OBJECTIVE
Repeat everything in the material exactly.

####################

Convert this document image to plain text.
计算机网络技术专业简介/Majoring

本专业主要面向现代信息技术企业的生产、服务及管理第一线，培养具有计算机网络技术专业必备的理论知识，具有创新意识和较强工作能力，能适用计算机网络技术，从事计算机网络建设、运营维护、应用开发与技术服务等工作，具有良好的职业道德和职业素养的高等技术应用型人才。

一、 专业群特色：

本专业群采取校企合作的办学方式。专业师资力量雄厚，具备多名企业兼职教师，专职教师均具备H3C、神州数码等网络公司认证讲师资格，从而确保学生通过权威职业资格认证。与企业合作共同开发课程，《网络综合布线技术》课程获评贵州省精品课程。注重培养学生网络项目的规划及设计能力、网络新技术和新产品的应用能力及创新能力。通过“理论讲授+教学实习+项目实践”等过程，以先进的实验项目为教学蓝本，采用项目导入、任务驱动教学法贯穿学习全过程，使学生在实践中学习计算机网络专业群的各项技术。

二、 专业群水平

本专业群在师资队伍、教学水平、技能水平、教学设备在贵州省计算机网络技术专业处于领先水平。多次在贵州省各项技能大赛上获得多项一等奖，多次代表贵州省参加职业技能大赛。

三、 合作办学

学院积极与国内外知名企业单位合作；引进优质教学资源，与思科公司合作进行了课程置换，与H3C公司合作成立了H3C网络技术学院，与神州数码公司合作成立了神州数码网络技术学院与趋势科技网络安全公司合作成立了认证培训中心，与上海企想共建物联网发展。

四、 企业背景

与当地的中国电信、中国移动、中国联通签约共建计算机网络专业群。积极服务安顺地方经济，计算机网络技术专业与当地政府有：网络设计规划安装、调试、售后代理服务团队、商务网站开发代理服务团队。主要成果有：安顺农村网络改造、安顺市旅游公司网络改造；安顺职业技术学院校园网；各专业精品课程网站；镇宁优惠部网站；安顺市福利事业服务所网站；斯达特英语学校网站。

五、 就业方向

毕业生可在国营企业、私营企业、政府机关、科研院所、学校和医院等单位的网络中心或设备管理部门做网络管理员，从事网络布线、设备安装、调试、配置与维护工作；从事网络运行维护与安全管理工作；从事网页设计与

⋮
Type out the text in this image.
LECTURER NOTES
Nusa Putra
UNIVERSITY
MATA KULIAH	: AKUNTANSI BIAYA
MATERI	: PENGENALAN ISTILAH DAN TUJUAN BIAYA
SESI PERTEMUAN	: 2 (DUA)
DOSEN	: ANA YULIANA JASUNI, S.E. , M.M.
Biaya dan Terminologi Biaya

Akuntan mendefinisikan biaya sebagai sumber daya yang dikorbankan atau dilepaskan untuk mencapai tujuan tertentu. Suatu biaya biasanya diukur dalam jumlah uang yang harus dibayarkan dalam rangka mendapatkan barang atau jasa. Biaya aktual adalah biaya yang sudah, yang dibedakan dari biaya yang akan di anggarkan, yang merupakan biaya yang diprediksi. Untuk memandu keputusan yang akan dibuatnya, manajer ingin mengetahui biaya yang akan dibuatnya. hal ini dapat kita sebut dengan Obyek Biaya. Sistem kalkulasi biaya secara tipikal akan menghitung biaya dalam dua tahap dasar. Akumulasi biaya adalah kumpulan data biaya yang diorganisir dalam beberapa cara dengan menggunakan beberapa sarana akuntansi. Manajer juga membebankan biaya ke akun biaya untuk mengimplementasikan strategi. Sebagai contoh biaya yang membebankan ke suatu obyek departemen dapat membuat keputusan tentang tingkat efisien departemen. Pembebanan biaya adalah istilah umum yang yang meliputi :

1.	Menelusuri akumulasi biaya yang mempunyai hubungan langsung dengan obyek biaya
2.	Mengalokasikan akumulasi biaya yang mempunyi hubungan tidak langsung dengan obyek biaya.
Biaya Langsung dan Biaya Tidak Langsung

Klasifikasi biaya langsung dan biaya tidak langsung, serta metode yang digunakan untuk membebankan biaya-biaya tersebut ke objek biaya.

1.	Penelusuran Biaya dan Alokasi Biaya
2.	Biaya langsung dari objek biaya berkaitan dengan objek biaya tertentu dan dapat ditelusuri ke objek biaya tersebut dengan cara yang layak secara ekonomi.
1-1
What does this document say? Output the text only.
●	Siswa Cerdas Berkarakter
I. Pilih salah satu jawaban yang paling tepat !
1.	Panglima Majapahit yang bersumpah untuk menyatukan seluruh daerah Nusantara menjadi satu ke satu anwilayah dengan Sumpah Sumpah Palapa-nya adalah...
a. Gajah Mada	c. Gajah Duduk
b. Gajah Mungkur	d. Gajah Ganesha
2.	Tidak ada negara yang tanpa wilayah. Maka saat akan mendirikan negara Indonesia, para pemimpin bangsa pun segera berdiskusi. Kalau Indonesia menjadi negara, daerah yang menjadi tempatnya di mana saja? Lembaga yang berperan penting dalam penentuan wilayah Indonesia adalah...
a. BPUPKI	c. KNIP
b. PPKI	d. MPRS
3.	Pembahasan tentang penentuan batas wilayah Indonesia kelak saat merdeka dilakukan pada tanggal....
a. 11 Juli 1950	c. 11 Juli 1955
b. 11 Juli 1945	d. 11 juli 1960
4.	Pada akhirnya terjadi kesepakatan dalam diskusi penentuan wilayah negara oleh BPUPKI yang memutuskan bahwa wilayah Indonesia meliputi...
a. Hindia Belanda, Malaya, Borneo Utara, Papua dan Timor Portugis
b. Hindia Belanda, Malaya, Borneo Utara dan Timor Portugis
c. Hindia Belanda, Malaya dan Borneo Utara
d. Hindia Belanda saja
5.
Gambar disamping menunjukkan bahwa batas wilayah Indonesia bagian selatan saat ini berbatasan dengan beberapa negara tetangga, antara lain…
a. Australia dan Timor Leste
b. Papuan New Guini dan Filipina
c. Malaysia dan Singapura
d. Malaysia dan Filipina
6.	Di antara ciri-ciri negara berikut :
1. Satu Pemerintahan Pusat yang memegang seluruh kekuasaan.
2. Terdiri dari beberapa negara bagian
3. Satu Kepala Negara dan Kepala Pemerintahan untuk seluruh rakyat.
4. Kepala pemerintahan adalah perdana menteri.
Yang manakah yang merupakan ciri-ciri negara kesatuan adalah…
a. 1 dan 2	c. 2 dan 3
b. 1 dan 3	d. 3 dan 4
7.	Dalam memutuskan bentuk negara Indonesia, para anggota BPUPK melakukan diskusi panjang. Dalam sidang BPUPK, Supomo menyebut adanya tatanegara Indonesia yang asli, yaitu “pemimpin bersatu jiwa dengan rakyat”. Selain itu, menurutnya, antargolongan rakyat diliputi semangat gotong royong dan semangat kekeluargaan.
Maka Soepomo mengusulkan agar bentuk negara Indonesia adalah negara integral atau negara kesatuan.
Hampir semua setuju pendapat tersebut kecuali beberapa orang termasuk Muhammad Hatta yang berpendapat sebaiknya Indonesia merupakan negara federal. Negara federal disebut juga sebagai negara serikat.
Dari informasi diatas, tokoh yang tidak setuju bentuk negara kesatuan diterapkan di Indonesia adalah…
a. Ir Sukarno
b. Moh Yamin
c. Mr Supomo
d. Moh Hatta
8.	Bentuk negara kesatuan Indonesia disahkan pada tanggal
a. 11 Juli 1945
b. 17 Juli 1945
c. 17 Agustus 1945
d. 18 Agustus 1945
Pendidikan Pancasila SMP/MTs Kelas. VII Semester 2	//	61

####################

EXERCISE ANSWER
Convert this document image to plain text.
计算机网络技术专业简介/Majoring

本专业主要面向现代信息技术企业的生产、服务及管理第一线，培养具有计算机网络技术专业必备的理论知识，具有创新意识和较强工作能力，能适用计算机网络技术，从事计算机网络建设、运营维护、应用开发与技术服务等工作，具有良好的职业道德和职业素养的高等技术应用型人才。

一、 专业群特色：

本专业群采取校企合作的办学方式。专业师资力量雄厚，具备多名企业兼职教师，专职教师均具备H3C、神州数码等网络公司认证讲师资格，从而确保学生通过权威职业资格认证。与企业合作共同开发课程，《网络综合布线技术》课程获评贵州省精品课程。注重培养学生网络项目的规划及设计能力、网络新技术和新产品的应用能力及创新能力。通过“理论讲授+教学实习+项目实践”等过程，以先进的实验项目为教学蓝本，采用项目导入、任务驱动教学法贯穿学习全过程，使学生在实践中学习计算机网络专业群的各项技术。

二、 专业群水平

本专业群在师资队伍、教学水平、技能水平、教学设备在贵州省计算机网络技术专业处于领先水平。多次在贵州省各项技能大赛上获得多项一等奖，多次代表贵州省参加职业技能大赛。

三、 合作办学

学院积极与国内外知名企业单位合作；引进优质教学资源，与思科公司合作进行了课程置换，与H3C公司合作成立了H3C网络技术学院，与神州数码公司合作成立了神州数码网络技术学院与趋势科技网络安全公司合作成立了认证培训中心，与上海企想共建物联网发展。

四、 企业背景

与当地的中国电信、中国移动、中国联通签约共建计算机网络专业群。积极服务安顺地方经济，计算机网络技术专业与当地政府有：网络设计规划安装、调试、售后代理服务团队、商务网站开发代理服务团队。主要成果有：安顺农村网络改造、安顺市旅游公司网络改造；安顺职业技术学院校园网；各专业精品课程网站；镇宁优惠部网站；安顺市福利事业服务所网站；斯达特英语学校网站。

五、 就业方向

毕业生可在国营企业、私营企业、政府机关、科研院所、学校和医院等单位的网络中心或设备管理部门做网络管理员，从事网络布线、设备安装、调试、配置与维护工作；从事网络运行维护与安全管理工作；从事网页设计与

⋮
Type out the text in this image.
LECTURER NOTES
Nusa Putra
UNIVERSITY
MATA KULIAH	: AKUNTANSI BIAYA
MATERI	: PENGENALAN ISTILAH DAN TUJUAN BIAYA
SESI PERTEMUAN	: 2 (DUA)
DOSEN	: ANA YULIANA JASUNI, S.E. , M.M.
Biaya dan Terminologi Biaya

Akuntan mendefinisikan biaya sebagai sumber daya yang dikorbankan atau dilepaskan untuk mencapai tujuan tertentu. Suatu biaya biasanya diukur dalam jumlah uang yang harus dibayarkan dalam rangka mendapatkan barang atau jasa. Biaya aktual adalah biaya yang sudah, yang dibedakan dari biaya yang akan di anggarkan, yang merupakan biaya yang diprediksi. Untuk memandu keputusan yang akan dibuatnya, manajer ingin mengetahui biaya yang akan dibuatnya. hal ini dapat kita sebut dengan Obyek Biaya. Sistem kalkulasi biaya secara tipikal akan menghitung biaya dalam dua tahap dasar. Akumulasi biaya adalah kumpulan data biaya yang diorganisir dalam beberapa cara dengan menggunakan beberapa sarana akuntansi. Manajer juga membebankan biaya ke akun biaya untuk mengimplementasikan strategi. Sebagai contoh biaya yang membebankan ke suatu obyek departemen dapat membuat keputusan tentang tingkat efisien departemen. Pembebanan biaya adalah istilah umum yang yang meliputi :

1.	Menelusuri akumulasi biaya yang mempunyai hubungan langsung dengan obyek biaya
2.	Mengalokasikan akumulasi biaya yang mempunyi hubungan tidak langsung dengan obyek biaya.
Biaya Langsung dan Biaya Tidak Langsung

Klasifikasi biaya langsung dan biaya tidak langsung, serta metode yang digunakan untuk membebankan biaya-biaya tersebut ke objek biaya.

1.	Penelusuran Biaya dan Alokasi Biaya
2.	Biaya langsung dari objek biaya berkaitan dengan objek biaya tertentu dan dapat ditelusuri ke objek biaya tersebut dengan cara yang layak secara ekonomi.
1-1
What does this document say? Output the text only.
●	Siswa Cerdas Berkarakter
I. Pilih salah satu jawaban yang paling tepat !
1.	Panglima Majapahit yang bersumpah untuk menyatukan seluruh daerah Nusantara menjadi satu ke satu anwilayah dengan Sumpah Sumpah Palapa-nya adalah...
a. Gajah Mada	c. Gajah Duduk
b. Gajah Mungkur	d. Gajah Ganesha
2.	Tidak ada negara yang tanpa wilayah. Maka saat akan mendirikan negara Indonesia, para pemimpin bangsa pun segera berdiskusi. Kalau Indonesia menjadi negara, daerah yang menjadi tempatnya di mana saja? Lembaga yang berperan penting dalam penentuan wilayah Indonesia adalah...
a. BPUPKI	c. KNIP
b. PPKI	d. MPRS
3.	Pembahasan tentang penentuan batas wilayah Indonesia kelak saat merdeka dilakukan pada tanggal....
a. 11 Juli 1950	c. 11 Juli 1955
b. 11 Juli 1945	d. 11 juli 1960
4.	Pada akhirnya terjadi kesepakatan dalam diskusi penentuan wilayah negara oleh BPUPKI yang memutuskan bahwa wilayah Indonesia meliputi...
a. Hindia Belanda, Malaya, Borneo Utara, Papua dan Timor Portugis
b. Hindia Belanda, Malaya, Borneo Utara dan Timor Portugis
c. Hindia Belanda, Malaya dan Borneo Utara
d. Hindia Belanda saja
5.
Gambar disamping menunjukkan bahwa batas wilayah Indonesia bagian selatan saat ini berbatasan dengan beberapa negara tetangga, antara lain…
a. Australia dan Timor Leste
b. Papuan New Guini dan Filipina
c. Malaysia dan Singapura
d. Malaysia dan Filipina
6.	Di antara ciri-ciri negara berikut :
1. Satu Pemerintahan Pusat yang memegang seluruh kekuasaan.
2. Terdiri dari beberapa negara bagian
3. Satu Kepala Negara dan Kepala Pemerintahan untuk seluruh rakyat.
4. Kepala pemerintahan adalah perdana menteri.
Yang manakah yang merupakan ciri-ciri negara kesatuan adalah…
a. 1 dan 2	c. 2 dan 3
b. 1 dan 3	d. 3 dan 4
7.	Dalam memutuskan bentuk negara Indonesia, para anggota BPUPK melakukan diskusi panjang. Dalam sidang BPUPK, Supomo menyebut adanya tatanegara Indonesia yang asli, yaitu “pemimpin bersatu jiwa dengan rakyat”. Selain itu, menurutnya, antargolongan rakyat diliputi semangat gotong royong dan semangat kekeluargaan.
Maka Soepomo mengusulkan agar bentuk negara Indonesia adalah negara integral atau negara kesatuan.
Hampir semua setuju pendapat tersebut kecuali beberapa orang termasuk Muhammad Hatta yang berpendapat sebaiknya Indonesia merupakan negara federal. Negara federal disebut juga sebagai negara serikat.
Dari informasi diatas, tokoh yang tidak setuju bentuk negara kesatuan diterapkan di Indonesia adalah…
a. Ir Sukarno
b. Moh Yamin
c. Mr Supomo
d. Moh Hatta
8.	Bentuk negara kesatuan Indonesia disahkan pada tanggal
a. 11 Juli 1945
b. 17 Juli 1945
c. 17 Agustus 1945
d. 18 Agustus 1945
Pendidikan Pancasila SMP/MTs Kelas. VII Semester 2	//	61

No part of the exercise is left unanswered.